--- Begin Material shown ---

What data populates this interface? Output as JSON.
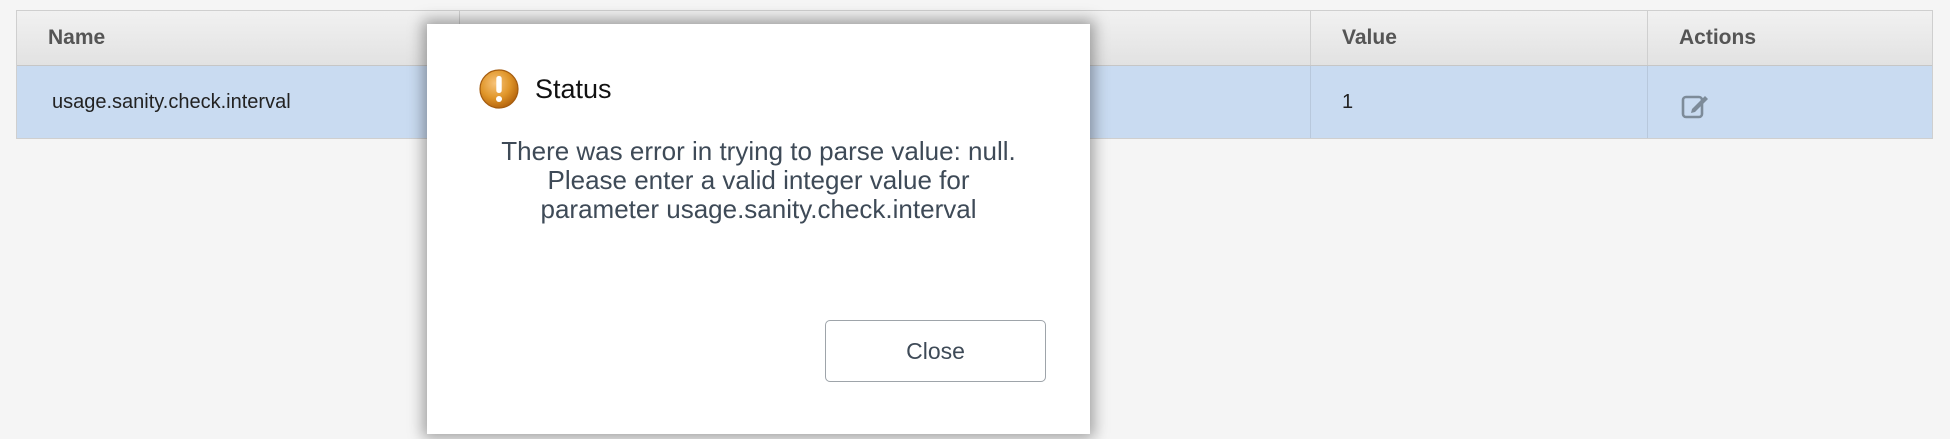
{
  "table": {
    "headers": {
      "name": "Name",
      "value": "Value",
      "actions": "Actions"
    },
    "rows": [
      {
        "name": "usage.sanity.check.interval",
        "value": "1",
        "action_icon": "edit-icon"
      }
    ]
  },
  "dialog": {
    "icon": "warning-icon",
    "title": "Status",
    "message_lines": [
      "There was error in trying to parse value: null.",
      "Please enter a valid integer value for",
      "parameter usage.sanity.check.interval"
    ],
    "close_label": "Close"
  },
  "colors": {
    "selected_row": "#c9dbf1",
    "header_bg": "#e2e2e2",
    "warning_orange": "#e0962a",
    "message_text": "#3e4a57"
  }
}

--- End Material shown ---
--- Begin Material shown ---

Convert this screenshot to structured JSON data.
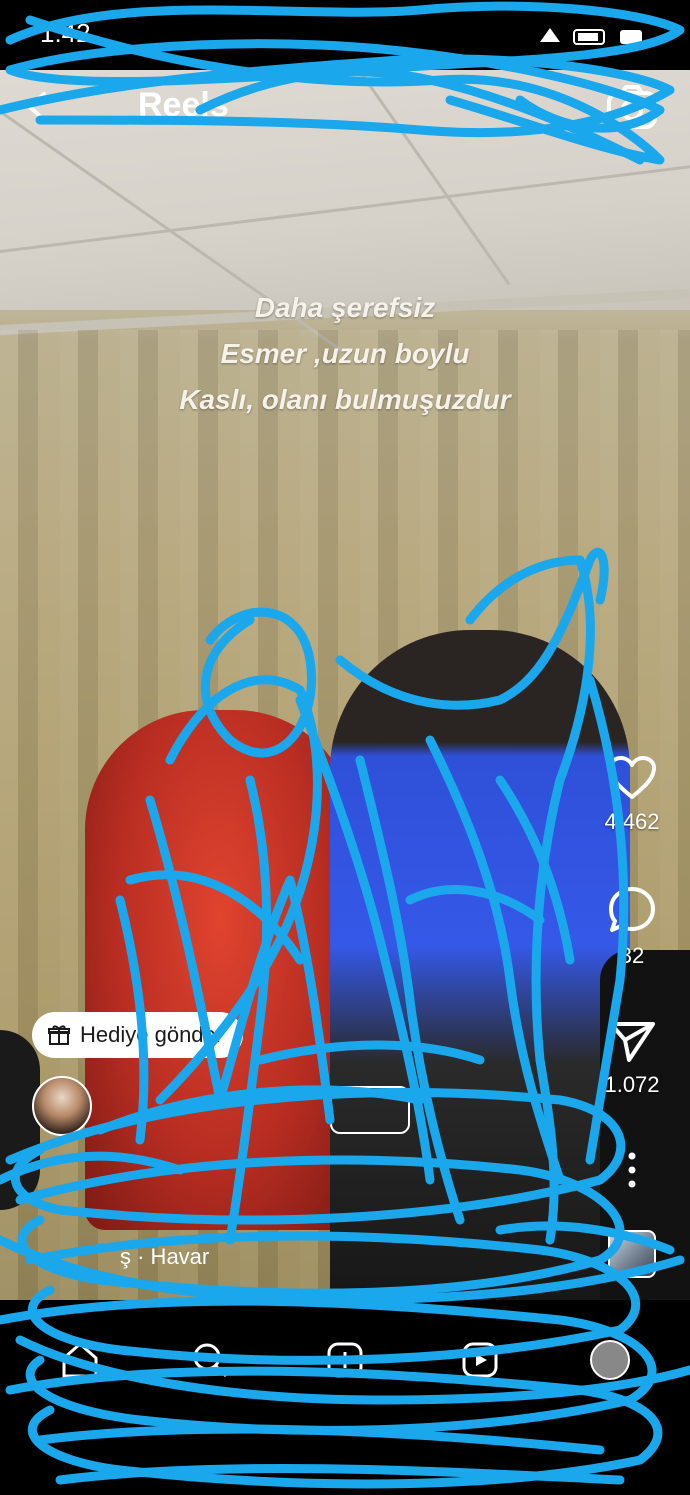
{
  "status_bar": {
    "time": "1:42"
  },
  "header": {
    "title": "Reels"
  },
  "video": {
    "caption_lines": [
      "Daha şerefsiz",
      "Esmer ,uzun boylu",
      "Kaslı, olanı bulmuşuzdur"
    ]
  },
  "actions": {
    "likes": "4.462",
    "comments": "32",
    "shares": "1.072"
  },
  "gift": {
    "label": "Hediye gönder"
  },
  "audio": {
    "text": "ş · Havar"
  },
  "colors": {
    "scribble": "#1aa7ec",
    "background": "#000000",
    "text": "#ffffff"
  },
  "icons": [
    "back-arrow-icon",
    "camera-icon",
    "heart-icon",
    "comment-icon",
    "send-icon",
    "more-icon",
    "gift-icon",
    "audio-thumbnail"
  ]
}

--- End Material shown ---

**What to do:** Take every line containing the word "interval" and copy it.

**Final result:**
        "name": "usage.sanity.check.interval",
      "parameter usage.sanity.check.interval"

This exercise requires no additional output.